[Dataset entries]
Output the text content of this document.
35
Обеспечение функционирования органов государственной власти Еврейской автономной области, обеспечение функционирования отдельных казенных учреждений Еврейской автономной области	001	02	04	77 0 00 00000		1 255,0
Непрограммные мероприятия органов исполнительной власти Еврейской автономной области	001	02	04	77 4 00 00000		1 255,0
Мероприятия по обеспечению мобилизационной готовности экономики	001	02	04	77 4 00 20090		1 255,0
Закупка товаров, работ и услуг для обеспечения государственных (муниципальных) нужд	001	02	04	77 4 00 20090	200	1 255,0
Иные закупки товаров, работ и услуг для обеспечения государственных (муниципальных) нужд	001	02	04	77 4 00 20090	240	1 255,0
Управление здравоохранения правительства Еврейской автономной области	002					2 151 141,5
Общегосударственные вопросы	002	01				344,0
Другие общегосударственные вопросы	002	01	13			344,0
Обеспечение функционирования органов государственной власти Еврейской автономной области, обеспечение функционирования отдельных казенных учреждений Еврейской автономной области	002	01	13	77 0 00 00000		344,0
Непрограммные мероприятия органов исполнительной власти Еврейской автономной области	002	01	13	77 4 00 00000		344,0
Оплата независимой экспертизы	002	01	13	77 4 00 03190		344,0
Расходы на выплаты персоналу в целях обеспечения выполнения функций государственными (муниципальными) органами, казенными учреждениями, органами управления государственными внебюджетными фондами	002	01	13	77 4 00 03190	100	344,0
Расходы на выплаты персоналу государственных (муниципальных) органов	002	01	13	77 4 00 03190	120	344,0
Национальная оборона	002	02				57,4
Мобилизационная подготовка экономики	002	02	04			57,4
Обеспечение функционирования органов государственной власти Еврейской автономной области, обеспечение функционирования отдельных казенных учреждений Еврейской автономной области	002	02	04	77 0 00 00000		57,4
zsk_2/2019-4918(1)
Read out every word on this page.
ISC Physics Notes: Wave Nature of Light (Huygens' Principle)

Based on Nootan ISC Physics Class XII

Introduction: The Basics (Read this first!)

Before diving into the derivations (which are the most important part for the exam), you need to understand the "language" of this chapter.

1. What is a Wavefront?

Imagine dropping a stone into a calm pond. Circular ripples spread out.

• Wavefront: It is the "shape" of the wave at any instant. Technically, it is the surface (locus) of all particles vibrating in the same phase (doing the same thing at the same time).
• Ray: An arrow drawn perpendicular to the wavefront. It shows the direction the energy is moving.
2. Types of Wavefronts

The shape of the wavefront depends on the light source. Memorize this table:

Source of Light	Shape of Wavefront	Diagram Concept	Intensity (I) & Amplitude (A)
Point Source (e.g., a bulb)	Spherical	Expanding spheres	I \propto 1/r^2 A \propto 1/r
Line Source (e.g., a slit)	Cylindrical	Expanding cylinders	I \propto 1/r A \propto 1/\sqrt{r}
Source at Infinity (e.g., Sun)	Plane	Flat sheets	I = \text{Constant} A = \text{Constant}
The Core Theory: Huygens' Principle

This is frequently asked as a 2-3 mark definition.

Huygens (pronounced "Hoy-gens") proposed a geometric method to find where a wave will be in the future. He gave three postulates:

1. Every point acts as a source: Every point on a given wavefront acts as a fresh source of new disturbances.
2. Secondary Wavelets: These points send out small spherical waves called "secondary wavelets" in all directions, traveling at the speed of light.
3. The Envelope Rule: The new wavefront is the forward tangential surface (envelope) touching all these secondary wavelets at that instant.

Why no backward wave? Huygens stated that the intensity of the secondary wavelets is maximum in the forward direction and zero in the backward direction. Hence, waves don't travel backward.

Task instructions:
Transcribe all of the entries without altering anything.

Answer to this problem:
Output the text content of this document.
35
Обеспечение функционирования органов государственной власти Еврейской автономной области, обеспечение функционирования отдельных казенных учреждений Еврейской автономной области	001	02	04	77 0 00 00000		1 255,0
Непрограммные мероприятия органов исполнительной власти Еврейской автономной области	001	02	04	77 4 00 00000		1 255,0
Мероприятия по обеспечению мобилизационной готовности экономики	001	02	04	77 4 00 20090		1 255,0
Закупка товаров, работ и услуг для обеспечения государственных (муниципальных) нужд	001	02	04	77 4 00 20090	200	1 255,0
Иные закупки товаров, работ и услуг для обеспечения государственных (муниципальных) нужд	001	02	04	77 4 00 20090	240	1 255,0
Управление здравоохранения правительства Еврейской автономной области	002					2 151 141,5
Общегосударственные вопросы	002	01				344,0
Другие общегосударственные вопросы	002	01	13			344,0
Обеспечение функционирования органов государственной власти Еврейской автономной области, обеспечение функционирования отдельных казенных учреждений Еврейской автономной области	002	01	13	77 0 00 00000		344,0
Непрограммные мероприятия органов исполнительной власти Еврейской автономной области	002	01	13	77 4 00 00000		344,0
Оплата независимой экспертизы	002	01	13	77 4 00 03190		344,0
Расходы на выплаты персоналу в целях обеспечения выполнения функций государственными (муниципальными) органами, казенными учреждениями, органами управления государственными внебюджетными фондами	002	01	13	77 4 00 03190	100	344,0
Расходы на выплаты персоналу государственных (муниципальных) органов	002	01	13	77 4 00 03190	120	344,0
Национальная оборона	002	02				57,4
Мобилизационная подготовка экономики	002	02	04			57,4
Обеспечение функционирования органов государственной власти Еврейской автономной области, обеспечение функционирования отдельных казенных учреждений Еврейской автономной области	002	02	04	77 0 00 00000		57,4
zsk_2/2019-4918(1)
Read out every word on this page.
ISC Physics Notes: Wave Nature of Light (Huygens' Principle)

Based on Nootan ISC Physics Class XII

Introduction: The Basics (Read this first!)

Before diving into the derivations (which are the most important part for the exam), you need to understand the "language" of this chapter.

1. What is a Wavefront?

Imagine dropping a stone into a calm pond. Circular ripples spread out.

• Wavefront: It is the "shape" of the wave at any instant. Technically, it is the surface (locus) of all particles vibrating in the same phase (doing the same thing at the same time).
• Ray: An arrow drawn perpendicular to the wavefront. It shows the direction the energy is moving.
2. Types of Wavefronts

The shape of the wavefront depends on the light source. Memorize this table:

Source of Light	Shape of Wavefront	Diagram Concept	Intensity (I) & Amplitude (A)
Point Source (e.g., a bulb)	Spherical	Expanding spheres	I \propto 1/r^2 A \propto 1/r
Line Source (e.g., a slit)	Cylindrical	Expanding cylinders	I \propto 1/r A \propto 1/\sqrt{r}
Source at Infinity (e.g., Sun)	Plane	Flat sheets	I = \text{Constant} A = \text{Constant}
The Core Theory: Huygens' Principle

This is frequently asked as a 2-3 mark definition.

Huygens (pronounced "Hoy-gens") proposed a geometric method to find where a wave will be in the future. He gave three postulates:

1. Every point acts as a source: Every point on a given wavefront acts as a fresh source of new disturbances.
2. Secondary Wavelets: These points send out small spherical waves called "secondary wavelets" in all directions, traveling at the speed of light.
3. The Envelope Rule: The new wavefront is the forward tangential surface (envelope) touching all these secondary wavelets at that instant.

Why no backward wave? Huygens stated that the intensity of the secondary wavelets is maximum in the forward direction and zero in the backward direction. Hence, waves don't travel backward.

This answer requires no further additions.